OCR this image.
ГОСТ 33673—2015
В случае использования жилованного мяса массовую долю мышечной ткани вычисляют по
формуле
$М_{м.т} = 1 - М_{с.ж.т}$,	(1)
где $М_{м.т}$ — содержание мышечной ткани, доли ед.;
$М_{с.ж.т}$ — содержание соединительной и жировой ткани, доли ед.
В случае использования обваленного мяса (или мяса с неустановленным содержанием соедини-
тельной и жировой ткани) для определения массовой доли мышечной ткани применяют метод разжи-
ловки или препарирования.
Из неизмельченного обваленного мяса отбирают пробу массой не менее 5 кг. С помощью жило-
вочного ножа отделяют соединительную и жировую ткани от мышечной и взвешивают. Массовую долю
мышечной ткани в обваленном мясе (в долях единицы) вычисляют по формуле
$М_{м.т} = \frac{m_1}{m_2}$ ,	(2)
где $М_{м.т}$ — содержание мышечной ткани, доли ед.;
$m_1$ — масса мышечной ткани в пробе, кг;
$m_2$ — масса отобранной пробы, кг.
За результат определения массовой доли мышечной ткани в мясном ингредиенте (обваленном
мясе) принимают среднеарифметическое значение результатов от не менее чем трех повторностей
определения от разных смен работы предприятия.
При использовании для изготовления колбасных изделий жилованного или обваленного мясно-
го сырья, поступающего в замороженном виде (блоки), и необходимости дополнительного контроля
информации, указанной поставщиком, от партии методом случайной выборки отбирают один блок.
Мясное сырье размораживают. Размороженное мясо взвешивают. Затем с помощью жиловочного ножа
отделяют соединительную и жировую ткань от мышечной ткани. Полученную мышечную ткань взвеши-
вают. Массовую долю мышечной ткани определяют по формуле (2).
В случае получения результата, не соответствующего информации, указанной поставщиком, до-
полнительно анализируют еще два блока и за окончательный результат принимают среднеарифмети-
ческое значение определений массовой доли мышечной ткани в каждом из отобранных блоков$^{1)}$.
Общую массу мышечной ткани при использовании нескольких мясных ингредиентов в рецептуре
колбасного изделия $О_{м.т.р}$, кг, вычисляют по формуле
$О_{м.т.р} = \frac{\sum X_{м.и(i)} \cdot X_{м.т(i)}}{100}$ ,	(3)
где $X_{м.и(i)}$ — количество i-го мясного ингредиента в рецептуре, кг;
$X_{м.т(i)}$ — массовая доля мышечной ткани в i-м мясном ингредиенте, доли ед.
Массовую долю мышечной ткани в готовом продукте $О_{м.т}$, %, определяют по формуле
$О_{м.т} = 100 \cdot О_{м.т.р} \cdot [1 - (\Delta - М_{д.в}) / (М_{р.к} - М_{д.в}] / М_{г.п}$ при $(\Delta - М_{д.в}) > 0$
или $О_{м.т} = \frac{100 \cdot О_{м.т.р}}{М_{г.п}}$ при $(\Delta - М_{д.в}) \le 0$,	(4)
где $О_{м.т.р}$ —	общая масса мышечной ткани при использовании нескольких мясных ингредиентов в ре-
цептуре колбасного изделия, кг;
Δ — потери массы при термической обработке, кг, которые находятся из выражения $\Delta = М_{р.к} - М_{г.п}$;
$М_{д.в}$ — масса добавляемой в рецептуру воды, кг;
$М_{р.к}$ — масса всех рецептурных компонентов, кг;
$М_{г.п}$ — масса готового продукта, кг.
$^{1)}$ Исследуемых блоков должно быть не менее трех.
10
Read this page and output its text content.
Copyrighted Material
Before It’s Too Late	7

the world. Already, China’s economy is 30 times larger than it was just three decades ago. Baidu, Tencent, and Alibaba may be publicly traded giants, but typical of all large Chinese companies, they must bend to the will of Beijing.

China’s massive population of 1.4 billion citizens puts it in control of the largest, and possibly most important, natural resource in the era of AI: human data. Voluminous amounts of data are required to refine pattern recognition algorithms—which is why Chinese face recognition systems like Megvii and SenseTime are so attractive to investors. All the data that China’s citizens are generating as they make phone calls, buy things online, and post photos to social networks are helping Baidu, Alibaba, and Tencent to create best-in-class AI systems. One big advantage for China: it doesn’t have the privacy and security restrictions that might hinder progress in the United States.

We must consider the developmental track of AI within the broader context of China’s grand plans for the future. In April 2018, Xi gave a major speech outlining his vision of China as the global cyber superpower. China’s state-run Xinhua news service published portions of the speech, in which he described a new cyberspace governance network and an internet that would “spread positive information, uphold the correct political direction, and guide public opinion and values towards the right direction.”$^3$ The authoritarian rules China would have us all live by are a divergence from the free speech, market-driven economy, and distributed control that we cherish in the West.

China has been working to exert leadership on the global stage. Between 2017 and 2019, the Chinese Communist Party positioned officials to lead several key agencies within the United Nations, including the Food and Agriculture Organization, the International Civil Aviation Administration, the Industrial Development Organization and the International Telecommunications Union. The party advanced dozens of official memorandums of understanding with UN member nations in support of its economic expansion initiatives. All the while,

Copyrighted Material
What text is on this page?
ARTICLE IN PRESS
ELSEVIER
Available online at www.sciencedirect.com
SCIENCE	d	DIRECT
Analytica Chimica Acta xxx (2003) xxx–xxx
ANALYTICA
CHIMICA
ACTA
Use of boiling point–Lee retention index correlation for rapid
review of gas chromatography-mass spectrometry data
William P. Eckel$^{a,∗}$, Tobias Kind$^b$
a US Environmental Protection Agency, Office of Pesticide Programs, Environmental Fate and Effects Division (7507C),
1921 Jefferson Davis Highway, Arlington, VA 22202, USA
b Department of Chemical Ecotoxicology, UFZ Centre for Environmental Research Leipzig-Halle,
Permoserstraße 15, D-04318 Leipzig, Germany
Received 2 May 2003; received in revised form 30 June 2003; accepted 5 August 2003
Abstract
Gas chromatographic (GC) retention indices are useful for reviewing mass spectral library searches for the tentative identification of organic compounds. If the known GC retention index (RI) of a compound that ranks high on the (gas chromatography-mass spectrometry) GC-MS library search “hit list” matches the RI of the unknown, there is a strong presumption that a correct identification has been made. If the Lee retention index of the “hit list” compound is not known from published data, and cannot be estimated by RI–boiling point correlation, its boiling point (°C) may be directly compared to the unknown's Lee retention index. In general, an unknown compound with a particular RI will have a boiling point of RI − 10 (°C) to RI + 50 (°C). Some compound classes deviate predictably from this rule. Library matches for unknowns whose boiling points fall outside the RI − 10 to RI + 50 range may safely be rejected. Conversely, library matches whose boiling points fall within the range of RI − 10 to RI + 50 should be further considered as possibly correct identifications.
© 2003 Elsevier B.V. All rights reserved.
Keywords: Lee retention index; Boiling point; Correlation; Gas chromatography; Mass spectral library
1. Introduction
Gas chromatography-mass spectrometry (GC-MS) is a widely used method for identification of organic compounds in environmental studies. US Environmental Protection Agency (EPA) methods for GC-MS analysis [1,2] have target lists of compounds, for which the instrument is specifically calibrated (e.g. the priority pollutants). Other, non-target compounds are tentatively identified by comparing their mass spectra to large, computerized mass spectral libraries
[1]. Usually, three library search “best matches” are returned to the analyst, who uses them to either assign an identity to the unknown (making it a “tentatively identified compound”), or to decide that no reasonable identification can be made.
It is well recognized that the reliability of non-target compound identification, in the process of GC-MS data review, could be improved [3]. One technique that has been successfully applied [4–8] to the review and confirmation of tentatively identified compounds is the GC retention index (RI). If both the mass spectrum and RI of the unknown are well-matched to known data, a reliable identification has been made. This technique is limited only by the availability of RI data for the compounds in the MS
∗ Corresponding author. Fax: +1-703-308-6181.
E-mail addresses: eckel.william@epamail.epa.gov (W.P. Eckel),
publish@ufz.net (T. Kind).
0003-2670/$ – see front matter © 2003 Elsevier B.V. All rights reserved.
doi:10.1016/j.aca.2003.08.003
========
REQUIREMENTS
Repeat the listing above without any change.

COMPLETE ANSWER
OCR this image.
ГОСТ 33673—2015
В случае использования жилованного мяса массовую долю мышечной ткани вычисляют по
формуле
$М_{м.т} = 1 - М_{с.ж.т}$,	(1)
где $М_{м.т}$ — содержание мышечной ткани, доли ед.;
$М_{с.ж.т}$ — содержание соединительной и жировой ткани, доли ед.
В случае использования обваленного мяса (или мяса с неустановленным содержанием соедини-
тельной и жировой ткани) для определения массовой доли мышечной ткани применяют метод разжи-
ловки или препарирования.
Из неизмельченного обваленного мяса отбирают пробу массой не менее 5 кг. С помощью жило-
вочного ножа отделяют соединительную и жировую ткани от мышечной и взвешивают. Массовую долю
мышечной ткани в обваленном мясе (в долях единицы) вычисляют по формуле
$М_{м.т} = \frac{m_1}{m_2}$ ,	(2)
где $М_{м.т}$ — содержание мышечной ткани, доли ед.;
$m_1$ — масса мышечной ткани в пробе, кг;
$m_2$ — масса отобранной пробы, кг.
За результат определения массовой доли мышечной ткани в мясном ингредиенте (обваленном
мясе) принимают среднеарифметическое значение результатов от не менее чем трех повторностей
определения от разных смен работы предприятия.
При использовании для изготовления колбасных изделий жилованного или обваленного мясно-
го сырья, поступающего в замороженном виде (блоки), и необходимости дополнительного контроля
информации, указанной поставщиком, от партии методом случайной выборки отбирают один блок.
Мясное сырье размораживают. Размороженное мясо взвешивают. Затем с помощью жиловочного ножа
отделяют соединительную и жировую ткань от мышечной ткани. Полученную мышечную ткань взвеши-
вают. Массовую долю мышечной ткани определяют по формуле (2).
В случае получения результата, не соответствующего информации, указанной поставщиком, до-
полнительно анализируют еще два блока и за окончательный результат принимают среднеарифмети-
ческое значение определений массовой доли мышечной ткани в каждом из отобранных блоков$^{1)}$.
Общую массу мышечной ткани при использовании нескольких мясных ингредиентов в рецептуре
колбасного изделия $О_{м.т.р}$, кг, вычисляют по формуле
$О_{м.т.р} = \frac{\sum X_{м.и(i)} \cdot X_{м.т(i)}}{100}$ ,	(3)
где $X_{м.и(i)}$ — количество i-го мясного ингредиента в рецептуре, кг;
$X_{м.т(i)}$ — массовая доля мышечной ткани в i-м мясном ингредиенте, доли ед.
Массовую долю мышечной ткани в готовом продукте $О_{м.т}$, %, определяют по формуле
$О_{м.т} = 100 \cdot О_{м.т.р} \cdot [1 - (\Delta - М_{д.в}) / (М_{р.к} - М_{д.в}] / М_{г.п}$ при $(\Delta - М_{д.в}) > 0$
или $О_{м.т} = \frac{100 \cdot О_{м.т.р}}{М_{г.п}}$ при $(\Delta - М_{д.в}) \le 0$,	(4)
где $О_{м.т.р}$ —	общая масса мышечной ткани при использовании нескольких мясных ингредиентов в ре-
цептуре колбасного изделия, кг;
Δ — потери массы при термической обработке, кг, которые находятся из выражения $\Delta = М_{р.к} - М_{г.п}$;
$М_{д.в}$ — масса добавляемой в рецептуру воды, кг;
$М_{р.к}$ — масса всех рецептурных компонентов, кг;
$М_{г.п}$ — масса готового продукта, кг.
$^{1)}$ Исследуемых блоков должно быть не менее трех.
10
Read this page and output its text content.
Copyrighted Material
Before It’s Too Late	7

the world. Already, China’s economy is 30 times larger than it was just three decades ago. Baidu, Tencent, and Alibaba may be publicly traded giants, but typical of all large Chinese companies, they must bend to the will of Beijing.

China’s massive population of 1.4 billion citizens puts it in control of the largest, and possibly most important, natural resource in the era of AI: human data. Voluminous amounts of data are required to refine pattern recognition algorithms—which is why Chinese face recognition systems like Megvii and SenseTime are so attractive to investors. All the data that China’s citizens are generating as they make phone calls, buy things online, and post photos to social networks are helping Baidu, Alibaba, and Tencent to create best-in-class AI systems. One big advantage for China: it doesn’t have the privacy and security restrictions that might hinder progress in the United States.

We must consider the developmental track of AI within the broader context of China’s grand plans for the future. In April 2018, Xi gave a major speech outlining his vision of China as the global cyber superpower. China’s state-run Xinhua news service published portions of the speech, in which he described a new cyberspace governance network and an internet that would “spread positive information, uphold the correct political direction, and guide public opinion and values towards the right direction.”$^3$ The authoritarian rules China would have us all live by are a divergence from the free speech, market-driven economy, and distributed control that we cherish in the West.

China has been working to exert leadership on the global stage. Between 2017 and 2019, the Chinese Communist Party positioned officials to lead several key agencies within the United Nations, including the Food and Agriculture Organization, the International Civil Aviation Administration, the Industrial Development Organization and the International Telecommunications Union. The party advanced dozens of official memorandums of understanding with UN member nations in support of its economic expansion initiatives. All the while,

Copyrighted Material
What text is on this page?
ARTICLE IN PRESS
ELSEVIER
Available online at www.sciencedirect.com
SCIENCE	d	DIRECT
Analytica Chimica Acta xxx (2003) xxx–xxx
ANALYTICA
CHIMICA
ACTA
Use of boiling point–Lee retention index correlation for rapid
review of gas chromatography-mass spectrometry data
William P. Eckel$^{a,∗}$, Tobias Kind$^b$
a US Environmental Protection Agency, Office of Pesticide Programs, Environmental Fate and Effects Division (7507C),
1921 Jefferson Davis Highway, Arlington, VA 22202, USA
b Department of Chemical Ecotoxicology, UFZ Centre for Environmental Research Leipzig-Halle,
Permoserstraße 15, D-04318 Leipzig, Germany
Received 2 May 2003; received in revised form 30 June 2003; accepted 5 August 2003
Abstract
Gas chromatographic (GC) retention indices are useful for reviewing mass spectral library searches for the tentative identification of organic compounds. If the known GC retention index (RI) of a compound that ranks high on the (gas chromatography-mass spectrometry) GC-MS library search “hit list” matches the RI of the unknown, there is a strong presumption that a correct identification has been made. If the Lee retention index of the “hit list” compound is not known from published data, and cannot be estimated by RI–boiling point correlation, its boiling point (°C) may be directly compared to the unknown's Lee retention index. In general, an unknown compound with a particular RI will have a boiling point of RI − 10 (°C) to RI + 50 (°C). Some compound classes deviate predictably from this rule. Library matches for unknowns whose boiling points fall outside the RI − 10 to RI + 50 range may safely be rejected. Conversely, library matches whose boiling points fall within the range of RI − 10 to RI + 50 should be further considered as possibly correct identifications.
© 2003 Elsevier B.V. All rights reserved.
Keywords: Lee retention index; Boiling point; Correlation; Gas chromatography; Mass spectral library
1. Introduction
Gas chromatography-mass spectrometry (GC-MS) is a widely used method for identification of organic compounds in environmental studies. US Environmental Protection Agency (EPA) methods for GC-MS analysis [1,2] have target lists of compounds, for which the instrument is specifically calibrated (e.g. the priority pollutants). Other, non-target compounds are tentatively identified by comparing their mass spectra to large, computerized mass spectral libraries
[1]. Usually, three library search “best matches” are returned to the analyst, who uses them to either assign an identity to the unknown (making it a “tentatively identified compound”), or to decide that no reasonable identification can be made.
It is well recognized that the reliability of non-target compound identification, in the process of GC-MS data review, could be improved [3]. One technique that has been successfully applied [4–8] to the review and confirmation of tentatively identified compounds is the GC retention index (RI). If both the mass spectrum and RI of the unknown are well-matched to known data, a reliable identification has been made. This technique is limited only by the availability of RI data for the compounds in the MS
∗ Corresponding author. Fax: +1-703-308-6181.
E-mail addresses: eckel.william@epamail.epa.gov (W.P. Eckel),
publish@ufz.net (T. Kind).
0003-2670/$ – see front matter © 2003 Elsevier B.V. All rights reserved.
doi:10.1016/j.aca.2003.08.003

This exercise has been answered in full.